• _REQUEST_
Among the entries below, find the lines with "class" and copy them.

START EXERCISE MATERIALS

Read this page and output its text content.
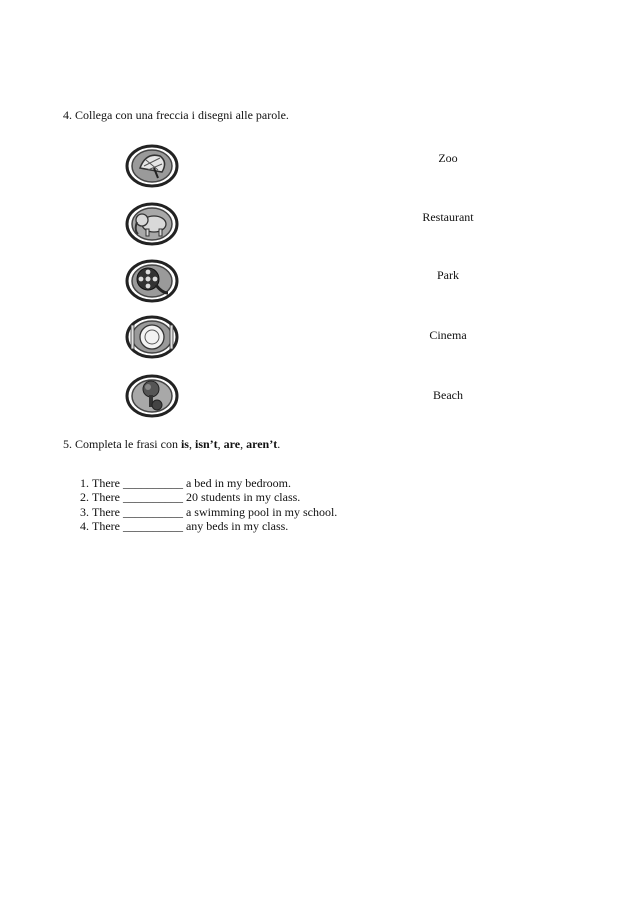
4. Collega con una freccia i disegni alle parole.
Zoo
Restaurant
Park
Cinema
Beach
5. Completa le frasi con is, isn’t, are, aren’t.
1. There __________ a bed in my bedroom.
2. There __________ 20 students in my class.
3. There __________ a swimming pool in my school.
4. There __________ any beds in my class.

END EXERCISE MATERIALS

• _CORRECT ANSWER_
2. There __________ 20 students in my class.
4. There __________ any beds in my class.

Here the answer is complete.